## Your assignment
A word-for-word repeat of the records below is what this calls for.

Segment Open

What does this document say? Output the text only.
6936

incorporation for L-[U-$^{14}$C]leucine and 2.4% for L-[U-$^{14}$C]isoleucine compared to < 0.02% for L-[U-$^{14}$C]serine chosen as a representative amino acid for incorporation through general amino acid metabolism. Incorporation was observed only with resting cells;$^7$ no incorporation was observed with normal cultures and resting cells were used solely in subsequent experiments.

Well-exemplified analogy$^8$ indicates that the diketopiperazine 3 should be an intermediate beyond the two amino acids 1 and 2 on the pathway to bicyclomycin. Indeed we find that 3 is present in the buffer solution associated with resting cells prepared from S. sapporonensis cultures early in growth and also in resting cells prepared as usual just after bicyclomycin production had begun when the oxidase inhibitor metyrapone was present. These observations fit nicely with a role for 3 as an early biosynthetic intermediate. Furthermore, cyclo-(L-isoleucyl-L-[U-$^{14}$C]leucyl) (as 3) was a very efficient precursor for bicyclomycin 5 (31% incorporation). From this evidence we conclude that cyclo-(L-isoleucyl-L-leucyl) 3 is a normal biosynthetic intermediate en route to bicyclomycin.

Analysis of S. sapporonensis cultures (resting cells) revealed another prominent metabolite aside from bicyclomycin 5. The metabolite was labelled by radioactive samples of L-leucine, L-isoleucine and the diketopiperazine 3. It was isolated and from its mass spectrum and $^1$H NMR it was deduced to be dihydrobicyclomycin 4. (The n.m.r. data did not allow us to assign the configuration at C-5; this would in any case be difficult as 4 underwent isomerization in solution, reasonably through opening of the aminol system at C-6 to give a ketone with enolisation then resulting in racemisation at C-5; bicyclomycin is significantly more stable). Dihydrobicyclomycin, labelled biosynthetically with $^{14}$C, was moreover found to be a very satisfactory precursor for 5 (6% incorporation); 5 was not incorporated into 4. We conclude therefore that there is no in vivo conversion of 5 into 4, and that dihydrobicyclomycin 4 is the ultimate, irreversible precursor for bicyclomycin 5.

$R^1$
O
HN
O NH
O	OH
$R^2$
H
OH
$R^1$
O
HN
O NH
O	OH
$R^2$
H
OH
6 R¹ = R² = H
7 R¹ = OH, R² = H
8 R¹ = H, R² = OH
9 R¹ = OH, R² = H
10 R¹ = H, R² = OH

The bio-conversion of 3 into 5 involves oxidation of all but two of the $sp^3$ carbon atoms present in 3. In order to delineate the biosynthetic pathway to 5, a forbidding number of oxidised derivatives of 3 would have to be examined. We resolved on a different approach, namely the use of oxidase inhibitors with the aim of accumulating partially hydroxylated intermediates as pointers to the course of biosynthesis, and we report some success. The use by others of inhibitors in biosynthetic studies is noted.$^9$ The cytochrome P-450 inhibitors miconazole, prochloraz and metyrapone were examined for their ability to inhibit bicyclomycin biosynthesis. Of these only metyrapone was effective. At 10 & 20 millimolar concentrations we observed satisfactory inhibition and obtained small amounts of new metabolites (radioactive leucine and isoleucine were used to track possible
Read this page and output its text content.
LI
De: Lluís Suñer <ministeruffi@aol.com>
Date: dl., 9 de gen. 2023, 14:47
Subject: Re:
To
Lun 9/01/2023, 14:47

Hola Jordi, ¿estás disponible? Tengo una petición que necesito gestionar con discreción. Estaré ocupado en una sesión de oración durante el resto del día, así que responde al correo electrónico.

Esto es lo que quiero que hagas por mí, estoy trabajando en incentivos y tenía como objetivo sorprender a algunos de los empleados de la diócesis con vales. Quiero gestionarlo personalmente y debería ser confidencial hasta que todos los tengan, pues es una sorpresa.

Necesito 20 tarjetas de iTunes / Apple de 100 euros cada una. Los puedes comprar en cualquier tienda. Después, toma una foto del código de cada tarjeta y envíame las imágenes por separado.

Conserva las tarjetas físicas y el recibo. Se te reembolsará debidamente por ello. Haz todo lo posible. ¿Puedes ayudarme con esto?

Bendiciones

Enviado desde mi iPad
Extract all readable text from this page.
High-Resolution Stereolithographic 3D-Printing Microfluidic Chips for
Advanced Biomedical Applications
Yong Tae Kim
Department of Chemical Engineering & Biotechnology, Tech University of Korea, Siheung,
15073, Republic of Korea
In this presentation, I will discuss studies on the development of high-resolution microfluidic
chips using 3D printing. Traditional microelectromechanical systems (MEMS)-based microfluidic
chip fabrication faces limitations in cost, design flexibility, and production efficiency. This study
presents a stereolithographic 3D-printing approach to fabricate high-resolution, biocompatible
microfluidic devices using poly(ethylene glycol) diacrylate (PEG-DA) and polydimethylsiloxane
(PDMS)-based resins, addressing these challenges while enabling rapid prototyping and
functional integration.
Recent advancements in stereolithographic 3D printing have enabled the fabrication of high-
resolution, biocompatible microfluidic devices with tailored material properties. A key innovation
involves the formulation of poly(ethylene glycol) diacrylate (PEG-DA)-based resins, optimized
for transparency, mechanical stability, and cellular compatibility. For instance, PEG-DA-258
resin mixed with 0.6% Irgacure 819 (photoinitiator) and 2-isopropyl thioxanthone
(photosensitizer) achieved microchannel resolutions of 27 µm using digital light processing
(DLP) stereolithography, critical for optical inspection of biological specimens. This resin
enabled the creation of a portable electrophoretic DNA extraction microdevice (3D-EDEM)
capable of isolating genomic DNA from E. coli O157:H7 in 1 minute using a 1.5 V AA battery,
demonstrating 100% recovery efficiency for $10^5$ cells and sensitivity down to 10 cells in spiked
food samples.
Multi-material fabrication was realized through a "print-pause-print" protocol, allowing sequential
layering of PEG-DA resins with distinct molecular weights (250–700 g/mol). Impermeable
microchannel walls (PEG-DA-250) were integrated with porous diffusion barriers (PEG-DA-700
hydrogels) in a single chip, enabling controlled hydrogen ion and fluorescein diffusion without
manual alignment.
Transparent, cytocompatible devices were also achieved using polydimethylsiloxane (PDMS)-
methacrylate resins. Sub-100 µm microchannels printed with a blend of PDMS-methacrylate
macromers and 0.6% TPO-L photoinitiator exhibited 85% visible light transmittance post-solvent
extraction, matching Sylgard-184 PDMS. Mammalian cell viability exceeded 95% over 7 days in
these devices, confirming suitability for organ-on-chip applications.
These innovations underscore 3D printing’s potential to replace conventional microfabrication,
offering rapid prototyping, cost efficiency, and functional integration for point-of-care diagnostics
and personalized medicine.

Segment Closed

## Result of this task
What does this document say? Output the text only.
6936

incorporation for L-[U-$^{14}$C]leucine and 2.4% for L-[U-$^{14}$C]isoleucine compared to < 0.02% for L-[U-$^{14}$C]serine chosen as a representative amino acid for incorporation through general amino acid metabolism. Incorporation was observed only with resting cells;$^7$ no incorporation was observed with normal cultures and resting cells were used solely in subsequent experiments.

Well-exemplified analogy$^8$ indicates that the diketopiperazine 3 should be an intermediate beyond the two amino acids 1 and 2 on the pathway to bicyclomycin. Indeed we find that 3 is present in the buffer solution associated with resting cells prepared from S. sapporonensis cultures early in growth and also in resting cells prepared as usual just after bicyclomycin production had begun when the oxidase inhibitor metyrapone was present. These observations fit nicely with a role for 3 as an early biosynthetic intermediate. Furthermore, cyclo-(L-isoleucyl-L-[U-$^{14}$C]leucyl) (as 3) was a very efficient precursor for bicyclomycin 5 (31% incorporation). From this evidence we conclude that cyclo-(L-isoleucyl-L-leucyl) 3 is a normal biosynthetic intermediate en route to bicyclomycin.

Analysis of S. sapporonensis cultures (resting cells) revealed another prominent metabolite aside from bicyclomycin 5. The metabolite was labelled by radioactive samples of L-leucine, L-isoleucine and the diketopiperazine 3. It was isolated and from its mass spectrum and $^1$H NMR it was deduced to be dihydrobicyclomycin 4. (The n.m.r. data did not allow us to assign the configuration at C-5; this would in any case be difficult as 4 underwent isomerization in solution, reasonably through opening of the aminol system at C-6 to give a ketone with enolisation then resulting in racemisation at C-5; bicyclomycin is significantly more stable). Dihydrobicyclomycin, labelled biosynthetically with $^{14}$C, was moreover found to be a very satisfactory precursor for 5 (6% incorporation); 5 was not incorporated into 4. We conclude therefore that there is no in vivo conversion of 5 into 4, and that dihydrobicyclomycin 4 is the ultimate, irreversible precursor for bicyclomycin 5.

$R^1$
O
HN
O NH
O	OH
$R^2$
H
OH
$R^1$
O
HN
O NH
O	OH
$R^2$
H
OH
6 R¹ = R² = H
7 R¹ = OH, R² = H
8 R¹ = H, R² = OH
9 R¹ = OH, R² = H
10 R¹ = H, R² = OH

The bio-conversion of 3 into 5 involves oxidation of all but two of the $sp^3$ carbon atoms present in 3. In order to delineate the biosynthetic pathway to 5, a forbidding number of oxidised derivatives of 3 would have to be examined. We resolved on a different approach, namely the use of oxidase inhibitors with the aim of accumulating partially hydroxylated intermediates as pointers to the course of biosynthesis, and we report some success. The use by others of inhibitors in biosynthetic studies is noted.$^9$ The cytochrome P-450 inhibitors miconazole, prochloraz and metyrapone were examined for their ability to inhibit bicyclomycin biosynthesis. Of these only metyrapone was effective. At 10 & 20 millimolar concentrations we observed satisfactory inhibition and obtained small amounts of new metabolites (radioactive leucine and isoleucine were used to track possible
Read this page and output its text content.
LI
De: Lluís Suñer <ministeruffi@aol.com>
Date: dl., 9 de gen. 2023, 14:47
Subject: Re:
To
Lun 9/01/2023, 14:47

Hola Jordi, ¿estás disponible? Tengo una petición que necesito gestionar con discreción. Estaré ocupado en una sesión de oración durante el resto del día, así que responde al correo electrónico.

Esto es lo que quiero que hagas por mí, estoy trabajando en incentivos y tenía como objetivo sorprender a algunos de los empleados de la diócesis con vales. Quiero gestionarlo personalmente y debería ser confidencial hasta que todos los tengan, pues es una sorpresa.

Necesito 20 tarjetas de iTunes / Apple de 100 euros cada una. Los puedes comprar en cualquier tienda. Después, toma una foto del código de cada tarjeta y envíame las imágenes por separado.

Conserva las tarjetas físicas y el recibo. Se te reembolsará debidamente por ello. Haz todo lo posible. ¿Puedes ayudarme con esto?

Bendiciones

Enviado desde mi iPad
Extract all readable text from this page.
High-Resolution Stereolithographic 3D-Printing Microfluidic Chips for
Advanced Biomedical Applications
Yong Tae Kim
Department of Chemical Engineering & Biotechnology, Tech University of Korea, Siheung,
15073, Republic of Korea
In this presentation, I will discuss studies on the development of high-resolution microfluidic
chips using 3D printing. Traditional microelectromechanical systems (MEMS)-based microfluidic
chip fabrication faces limitations in cost, design flexibility, and production efficiency. This study
presents a stereolithographic 3D-printing approach to fabricate high-resolution, biocompatible
microfluidic devices using poly(ethylene glycol) diacrylate (PEG-DA) and polydimethylsiloxane
(PDMS)-based resins, addressing these challenges while enabling rapid prototyping and
functional integration.
Recent advancements in stereolithographic 3D printing have enabled the fabrication of high-
resolution, biocompatible microfluidic devices with tailored material properties. A key innovation
involves the formulation of poly(ethylene glycol) diacrylate (PEG-DA)-based resins, optimized
for transparency, mechanical stability, and cellular compatibility. For instance, PEG-DA-258
resin mixed with 0.6% Irgacure 819 (photoinitiator) and 2-isopropyl thioxanthone
(photosensitizer) achieved microchannel resolutions of 27 µm using digital light processing
(DLP) stereolithography, critical for optical inspection of biological specimens. This resin
enabled the creation of a portable electrophoretic DNA extraction microdevice (3D-EDEM)
capable of isolating genomic DNA from E. coli O157:H7 in 1 minute using a 1.5 V AA battery,
demonstrating 100% recovery efficiency for $10^5$ cells and sensitivity down to 10 cells in spiked
food samples.
Multi-material fabrication was realized through a "print-pause-print" protocol, allowing sequential
layering of PEG-DA resins with distinct molecular weights (250–700 g/mol). Impermeable
microchannel walls (PEG-DA-250) were integrated with porous diffusion barriers (PEG-DA-700
hydrogels) in a single chip, enabling controlled hydrogen ion and fluorescein diffusion without
manual alignment.
Transparent, cytocompatible devices were also achieved using polydimethylsiloxane (PDMS)-
methacrylate resins. Sub-100 µm microchannels printed with a blend of PDMS-methacrylate
macromers and 0.6% TPO-L photoinitiator exhibited 85% visible light transmittance post-solvent
extraction, matching Sylgard-184 PDMS. Mammalian cell viability exceeded 95% over 7 days in
these devices, confirming suitability for organ-on-chip applications.
These innovations underscore 3D printing’s potential to replace conventional microfabrication,
offering rapid prototyping, cost efficiency, and functional integration for point-of-care diagnostics
and personalized medicine.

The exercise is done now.